- **What is asked**
Every line below is to be copied exactly, with the pictures left out.
───── Records shown
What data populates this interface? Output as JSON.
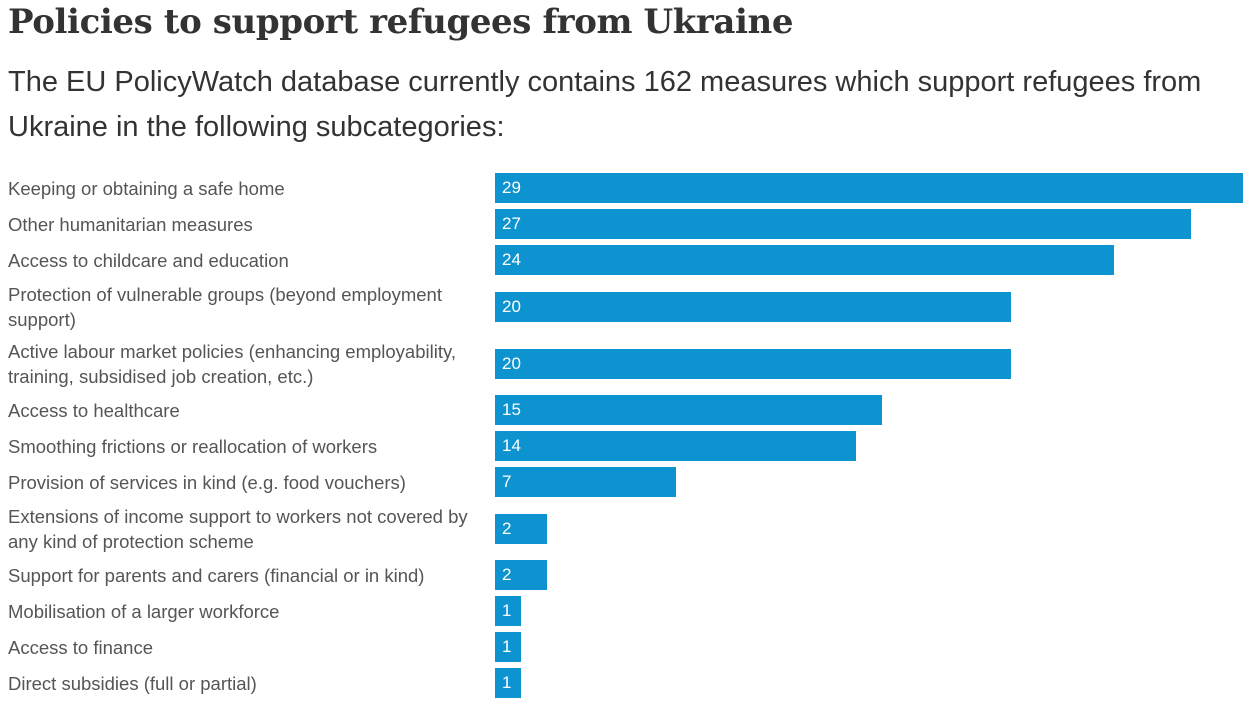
{
  "chart_data": {
    "type": "bar",
    "orientation": "horizontal",
    "title": "Policies to support refugees from Ukraine",
    "subtitle": "The EU PolicyWatch database currently contains 162 measures which support refugees from Ukraine in the following subcategories:",
    "categories": [
      "Keeping or obtaining a safe home",
      "Other humanitarian measures",
      "Access to childcare and education",
      "Protection of vulnerable groups (beyond employment support)",
      "Active labour market policies (enhancing employability, training, subsidised job creation, etc.)",
      "Access to healthcare",
      "Smoothing frictions or reallocation of workers",
      "Provision of services in kind (e.g. food vouchers)",
      "Extensions of income support to workers not covered by any kind of protection scheme",
      "Support for parents and carers (financial or in kind)",
      "Mobilisation of a larger workforce",
      "Access to finance",
      "Direct subsidies (full or partial)"
    ],
    "values": [
      29,
      27,
      24,
      20,
      20,
      15,
      14,
      7,
      2,
      2,
      1,
      1,
      1
    ],
    "xlim": [
      0,
      29
    ],
    "bar_color": "#0d93cf",
    "value_labels": true,
    "grid": false
  }
}
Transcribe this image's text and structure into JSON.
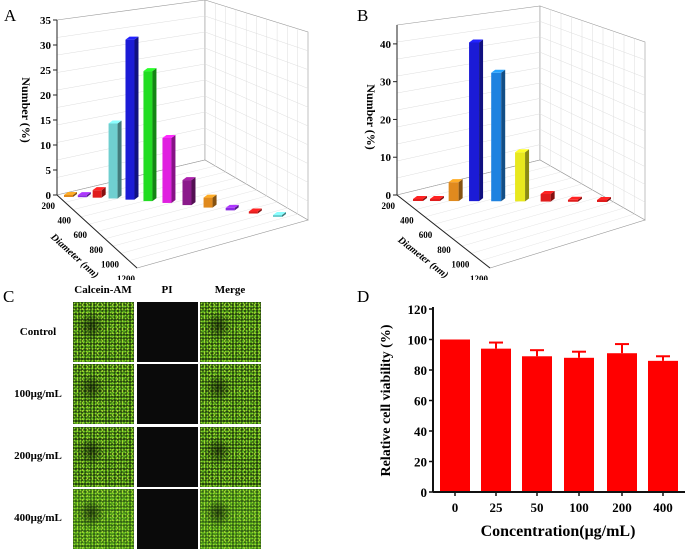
──────────
- **Reply to the exercise**
What data populates this interface? Output as JSON.
{
  "chart_data": {
    "type": "bar",
    "orientation": "horizontal",
    "title": "Policies to support refugees from Ukraine",
    "subtitle": "The EU PolicyWatch database currently contains 162 measures which support refugees from Ukraine in the following subcategories:",
    "categories": [
      "Keeping or obtaining a safe home",
      "Other humanitarian measures",
      "Access to childcare and education",
      "Protection of vulnerable groups (beyond employment support)",
      "Active labour market policies (enhancing employability, training, subsidised job creation, etc.)",
      "Access to healthcare",
      "Smoothing frictions or reallocation of workers",
      "Provision of services in kind (e.g. food vouchers)",
      "Extensions of income support to workers not covered by any kind of protection scheme",
      "Support for parents and carers (financial or in kind)",
      "Mobilisation of a larger workforce",
      "Access to finance",
      "Direct subsidies (full or partial)"
    ],
    "values": [
      29,
      27,
      24,
      20,
      20,
      15,
      14,
      7,
      2,
      2,
      1,
      1,
      1
    ],
    "xlim": [
      0,
      29
    ],
    "bar_color": "#0d93cf",
    "value_labels": true,
    "grid": false
  }
}
Transcribe this image's text and structure into JSON.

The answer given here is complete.